(Dataset entries)

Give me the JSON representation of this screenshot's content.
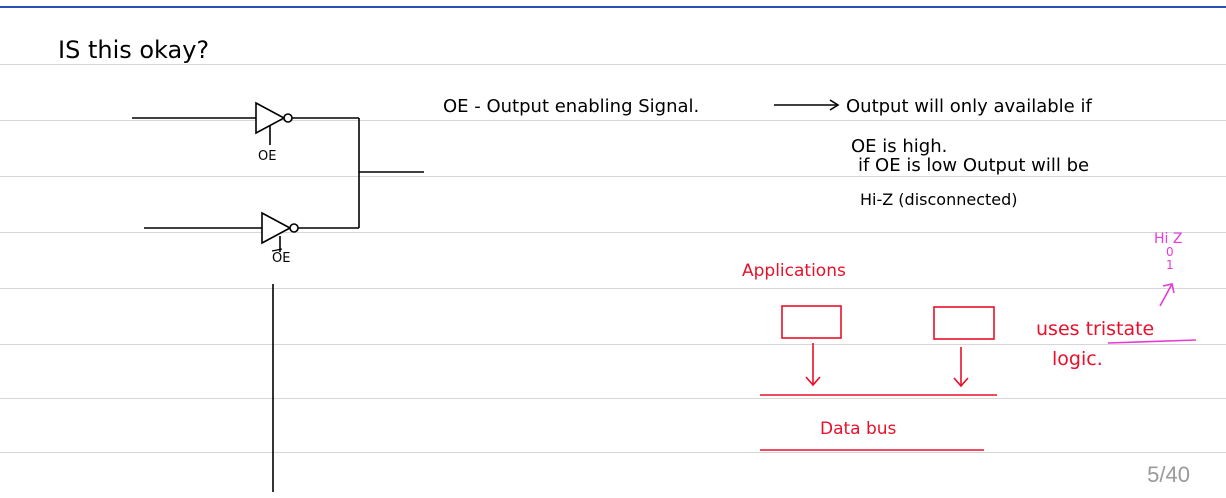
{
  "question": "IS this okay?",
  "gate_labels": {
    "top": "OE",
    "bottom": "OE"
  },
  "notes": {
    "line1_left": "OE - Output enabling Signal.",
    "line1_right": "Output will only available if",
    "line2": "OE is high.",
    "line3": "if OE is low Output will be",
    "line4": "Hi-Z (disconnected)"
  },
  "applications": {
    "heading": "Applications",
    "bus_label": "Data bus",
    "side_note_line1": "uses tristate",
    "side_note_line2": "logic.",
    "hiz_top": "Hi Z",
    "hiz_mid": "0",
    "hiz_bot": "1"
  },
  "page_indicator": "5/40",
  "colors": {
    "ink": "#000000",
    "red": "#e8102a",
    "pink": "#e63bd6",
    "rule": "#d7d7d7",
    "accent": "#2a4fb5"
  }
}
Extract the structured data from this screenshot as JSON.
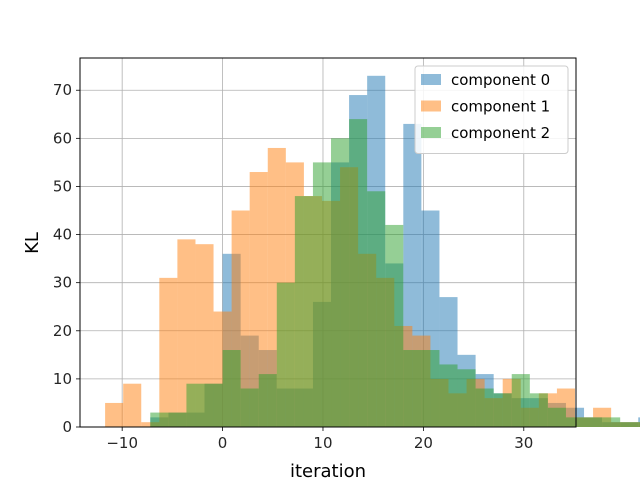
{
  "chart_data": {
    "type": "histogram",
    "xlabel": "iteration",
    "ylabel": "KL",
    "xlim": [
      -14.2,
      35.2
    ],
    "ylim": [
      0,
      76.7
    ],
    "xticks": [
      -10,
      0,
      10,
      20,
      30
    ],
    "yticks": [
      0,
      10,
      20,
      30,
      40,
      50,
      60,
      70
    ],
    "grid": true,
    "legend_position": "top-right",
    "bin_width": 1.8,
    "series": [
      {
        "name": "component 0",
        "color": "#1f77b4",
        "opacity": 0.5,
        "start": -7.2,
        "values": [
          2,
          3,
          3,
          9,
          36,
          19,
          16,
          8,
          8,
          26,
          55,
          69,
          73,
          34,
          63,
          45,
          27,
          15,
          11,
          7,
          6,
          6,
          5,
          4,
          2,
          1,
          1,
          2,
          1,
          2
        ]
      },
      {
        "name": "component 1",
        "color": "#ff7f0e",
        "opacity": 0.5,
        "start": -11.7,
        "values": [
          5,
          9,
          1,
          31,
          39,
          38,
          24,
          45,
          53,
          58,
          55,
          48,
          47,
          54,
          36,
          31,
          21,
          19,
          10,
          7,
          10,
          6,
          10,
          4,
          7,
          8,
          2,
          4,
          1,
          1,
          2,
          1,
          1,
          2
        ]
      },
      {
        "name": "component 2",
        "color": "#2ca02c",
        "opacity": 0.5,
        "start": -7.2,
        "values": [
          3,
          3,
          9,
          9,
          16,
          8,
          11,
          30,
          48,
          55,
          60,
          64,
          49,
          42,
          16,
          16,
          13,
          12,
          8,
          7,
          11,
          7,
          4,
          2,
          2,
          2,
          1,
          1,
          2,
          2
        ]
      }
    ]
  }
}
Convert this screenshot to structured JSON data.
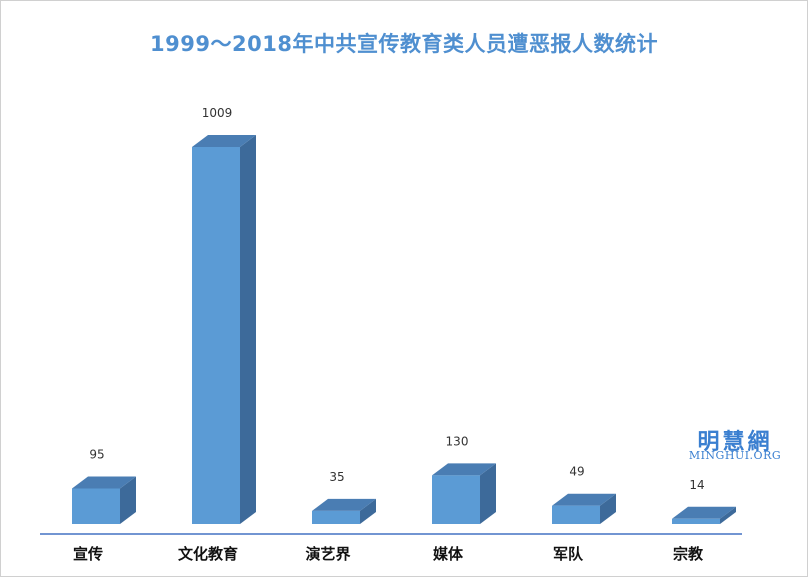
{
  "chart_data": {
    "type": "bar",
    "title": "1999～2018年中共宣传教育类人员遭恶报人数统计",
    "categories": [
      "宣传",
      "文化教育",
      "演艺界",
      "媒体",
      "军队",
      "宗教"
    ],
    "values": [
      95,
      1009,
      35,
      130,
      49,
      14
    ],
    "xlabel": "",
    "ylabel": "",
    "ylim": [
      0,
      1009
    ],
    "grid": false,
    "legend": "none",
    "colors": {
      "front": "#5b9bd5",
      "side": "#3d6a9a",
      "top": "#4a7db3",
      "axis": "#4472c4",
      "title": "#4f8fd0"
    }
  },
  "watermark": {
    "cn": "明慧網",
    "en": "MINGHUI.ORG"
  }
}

Exercise details >>
Pick out every line with the string "this" and copy it.

Correct output >>
Give me the JSON representation of this screenshot's content.
  "question": "IS this okay?",
Extract the structured data from this screenshot as JSON.
Convert this screenshot to structured JSON data.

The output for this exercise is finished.